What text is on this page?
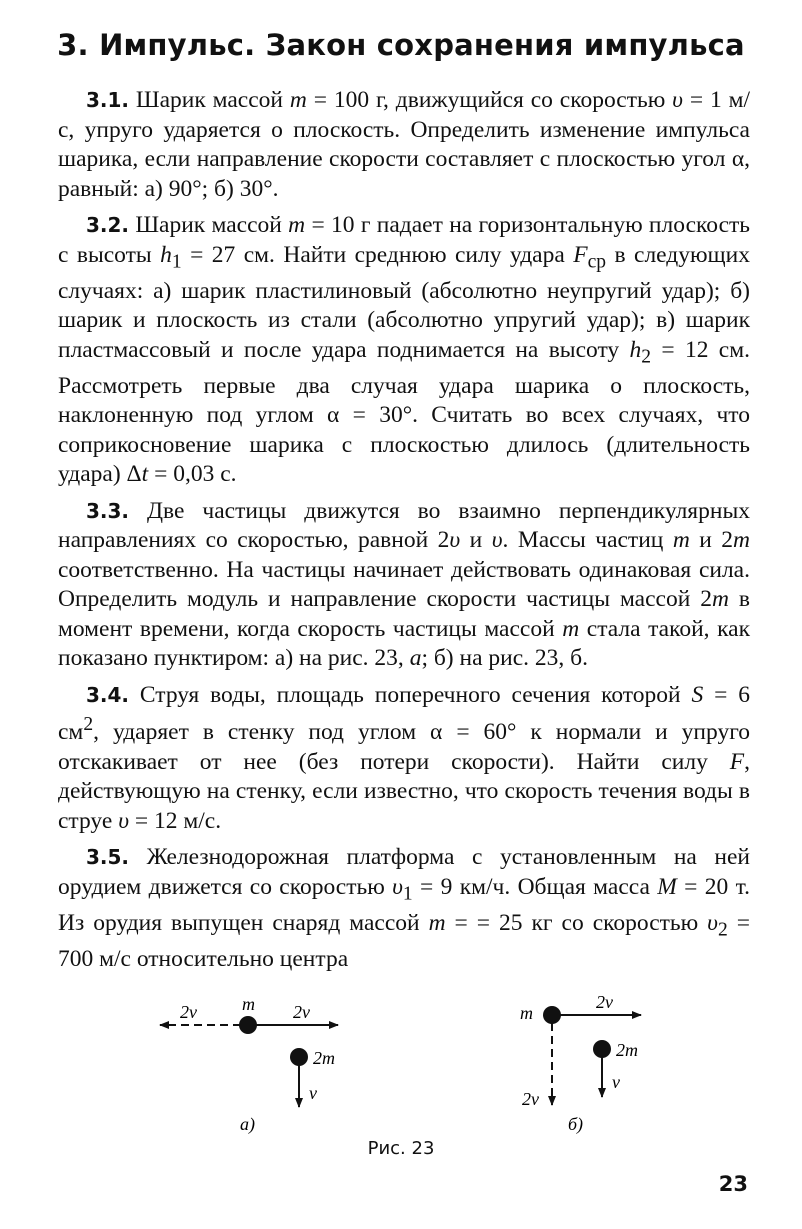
3. Импульс. Закон сохранения импульса

3.1. Шарик массой m = 100 г, движущийся со скоростью υ = 1 м/с, упруго ударяется о плоскость. Определить изменение импульса шарика, если направление скорости составляет с плоскостью угол α, равный: а) 90°; б) 30°.

3.2. Шарик массой m = 10 г падает на горизонтальную плоскость с высоты $h_1 = 27$ см. Найти среднюю силу удара $F_{ср}$ в следующих случаях: а) шарик пластилиновый (абсолютно неупругий удар); б) шарик и плоскость из стали (абсолютно упругий удар); в) шарик пластмассовый и после удара поднимается на высоту $h_2 = 12$ см. Рассмотреть первые два случая удара шарика о плоскость, наклоненную под углом α = 30°. Считать во всех случаях, что соприкосновение шарика с плоскостью длилось (длительность удара) Δt = 0,03 с.

3.3. Две частицы движутся во взаимно перпендикулярных направлениях со скоростью, равной 2υ и υ. Массы частиц m и 2m соответственно. На частицы начинает действовать одинаковая сила. Определить модуль и направление скорости частицы массой 2m в момент времени, когда скорость частицы массой m стала такой, как показано пунктиром: а) на рис. 23, а; б) на рис. 23, б.

3.4. Струя воды, площадь поперечного сечения которой S = 6 $см^2$, ударяет в стенку под углом α = 60° к нормали и упруго отскакивает от нее (без потери скорости). Найти силу F, действующую на стенку, если известно, что скорость течения воды в струе υ = 12 м/с.

3.5. Железнодорожная платформа с установленным на ней орудием движется со скоростью $\upsilon_1 = 9$ км/ч. Общая масса M = 20 т. Из орудия выпущен снаряд массой m = = 25 кг со скоростью $\upsilon_2 = 700$ м/с относительно центра

2v⃗ m 2v⃗
2m
v⃗
а)
m
2v⃗
2v⃗
2m
v⃗
б)
Рис. 23
23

* [Aim]
Leave out the pictures and print every line of the data exactly.

* [Answer to this task]
What text is on this page?
3. Импульс. Закон сохранения импульса

3.1. Шарик массой m = 100 г, движущийся со скоростью υ = 1 м/с, упруго ударяется о плоскость. Определить изменение импульса шарика, если направление скорости составляет с плоскостью угол α, равный: а) 90°; б) 30°.

3.2. Шарик массой m = 10 г падает на горизонтальную плоскость с высоты $h_1 = 27$ см. Найти среднюю силу удара $F_{ср}$ в следующих случаях: а) шарик пластилиновый (абсолютно неупругий удар); б) шарик и плоскость из стали (абсолютно упругий удар); в) шарик пластмассовый и после удара поднимается на высоту $h_2 = 12$ см. Рассмотреть первые два случая удара шарика о плоскость, наклоненную под углом α = 30°. Считать во всех случаях, что соприкосновение шарика с плоскостью длилось (длительность удара) Δt = 0,03 с.

3.3. Две частицы движутся во взаимно перпендикулярных направлениях со скоростью, равной 2υ и υ. Массы частиц m и 2m соответственно. На частицы начинает действовать одинаковая сила. Определить модуль и направление скорости частицы массой 2m в момент времени, когда скорость частицы массой m стала такой, как показано пунктиром: а) на рис. 23, а; б) на рис. 23, б.

3.4. Струя воды, площадь поперечного сечения которой S = 6 $см^2$, ударяет в стенку под углом α = 60° к нормали и упруго отскакивает от нее (без потери скорости). Найти силу F, действующую на стенку, если известно, что скорость течения воды в струе υ = 12 м/с.

3.5. Железнодорожная платформа с установленным на ней орудием движется со скоростью $\upsilon_1 = 9$ км/ч. Общая масса M = 20 т. Из орудия выпущен снаряд массой m = = 25 кг со скоростью $\upsilon_2 = 700$ м/с относительно центра

2v⃗ m 2v⃗
2m
v⃗
а)
m
2v⃗
2v⃗
2m
v⃗
б)
Рис. 23
23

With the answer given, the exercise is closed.